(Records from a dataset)
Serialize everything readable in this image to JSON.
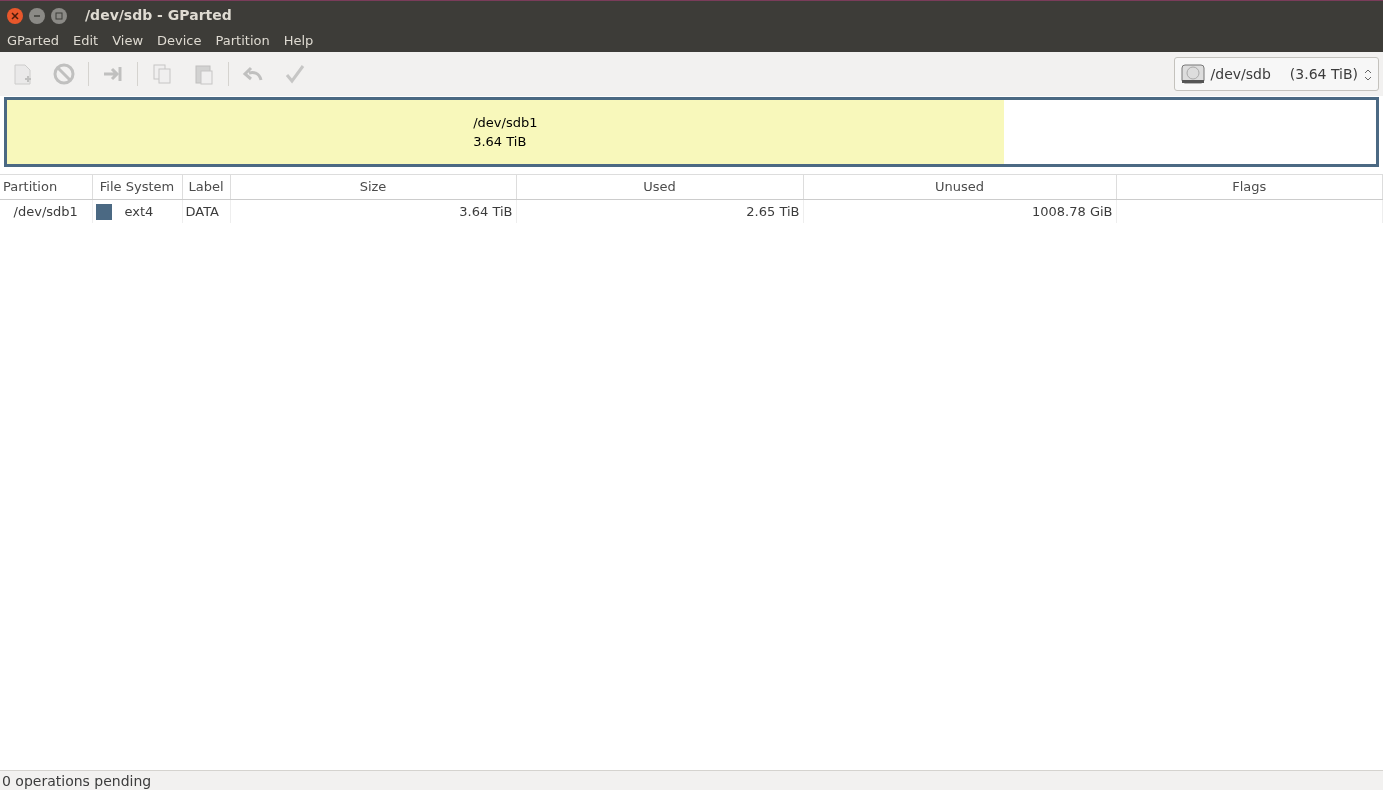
{
  "window": {
    "title": "/dev/sdb - GParted"
  },
  "menu": [
    "GParted",
    "Edit",
    "View",
    "Device",
    "Partition",
    "Help"
  ],
  "toolbar": [
    {
      "kind": "new",
      "disabled": true
    },
    {
      "kind": "delete",
      "disabled": true
    },
    {
      "kind": "sep"
    },
    {
      "kind": "resize",
      "disabled": true
    },
    {
      "kind": "sep"
    },
    {
      "kind": "copy",
      "disabled": true
    },
    {
      "kind": "paste",
      "disabled": true
    },
    {
      "kind": "sep"
    },
    {
      "kind": "undo",
      "disabled": true
    },
    {
      "kind": "apply",
      "disabled": true
    }
  ],
  "device": {
    "name": "/dev/sdb",
    "size": "(3.64 TiB)"
  },
  "partition_map": {
    "name": "/dev/sdb1",
    "size": "3.64 TiB",
    "level": 0.728
  },
  "table": {
    "columns": [
      "Partition",
      "File System",
      "Label",
      "Size",
      "Used",
      "Unused",
      "Flags"
    ],
    "rows": [
      {
        "partition": "/dev/sdb1",
        "color": "#4b6983",
        "filesystem": "ext4",
        "label": "DATA",
        "size": "3.64 TiB",
        "used": "2.65 TiB",
        "unused": "1008.78 GiB"
      }
    ]
  },
  "status_bar": "0 operations pending"
}
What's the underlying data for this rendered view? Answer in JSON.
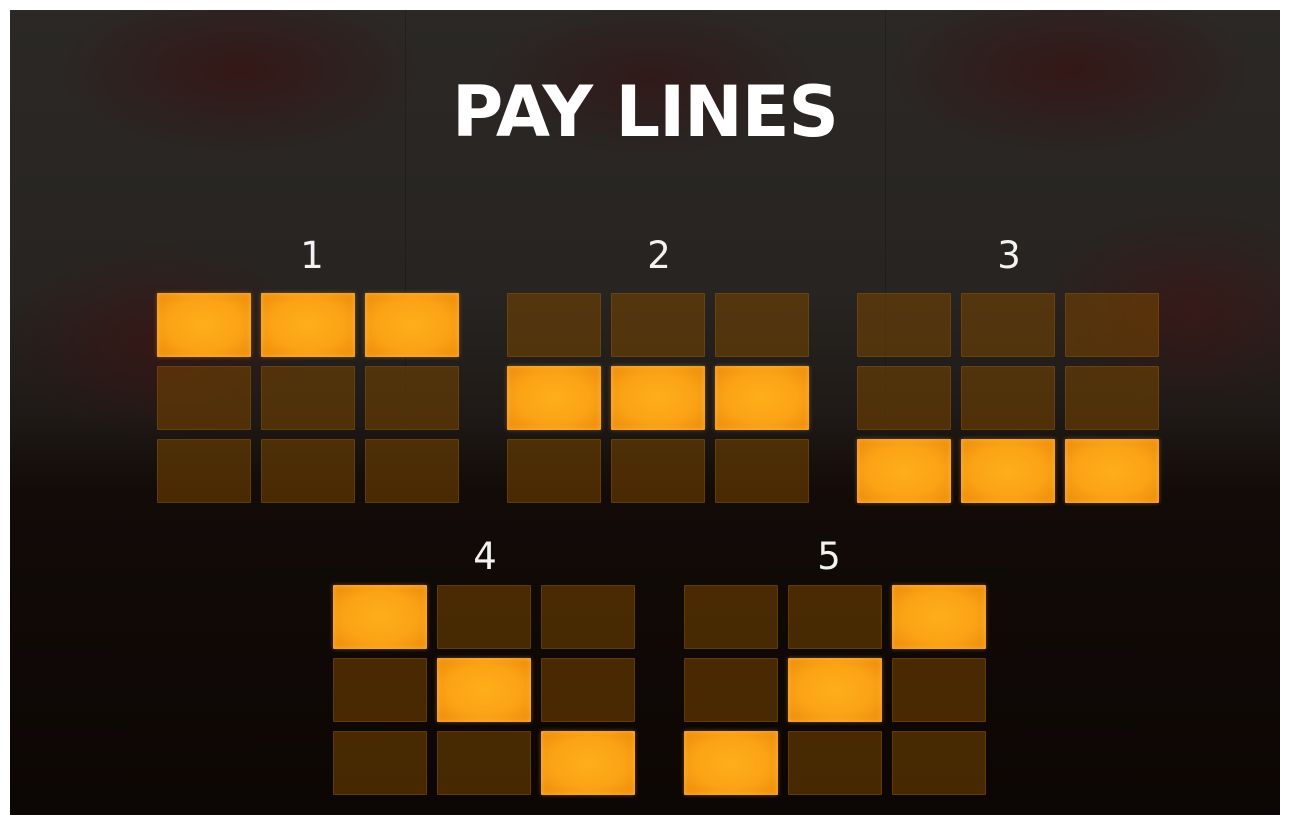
{
  "title": "PAY LINES",
  "colors": {
    "lit_cell": "#fba316",
    "unlit_cell": "#6b3e08",
    "title_text": "#ffffff",
    "number_text": "#f2f2f2"
  },
  "paylines": [
    {
      "number": "1",
      "pattern": [
        [
          1,
          1,
          1
        ],
        [
          0,
          0,
          0
        ],
        [
          0,
          0,
          0
        ]
      ]
    },
    {
      "number": "2",
      "pattern": [
        [
          0,
          0,
          0
        ],
        [
          1,
          1,
          1
        ],
        [
          0,
          0,
          0
        ]
      ]
    },
    {
      "number": "3",
      "pattern": [
        [
          0,
          0,
          0
        ],
        [
          0,
          0,
          0
        ],
        [
          1,
          1,
          1
        ]
      ]
    },
    {
      "number": "4",
      "pattern": [
        [
          1,
          0,
          0
        ],
        [
          0,
          1,
          0
        ],
        [
          0,
          0,
          1
        ]
      ]
    },
    {
      "number": "5",
      "pattern": [
        [
          0,
          0,
          1
        ],
        [
          0,
          1,
          0
        ],
        [
          1,
          0,
          0
        ]
      ]
    }
  ]
}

■ **EXERCISE DESCRIPTION**
Give the count of lines in the data above that hold the string "JSON", with no additional words.

■ **COMPLETE OUTPUT**
2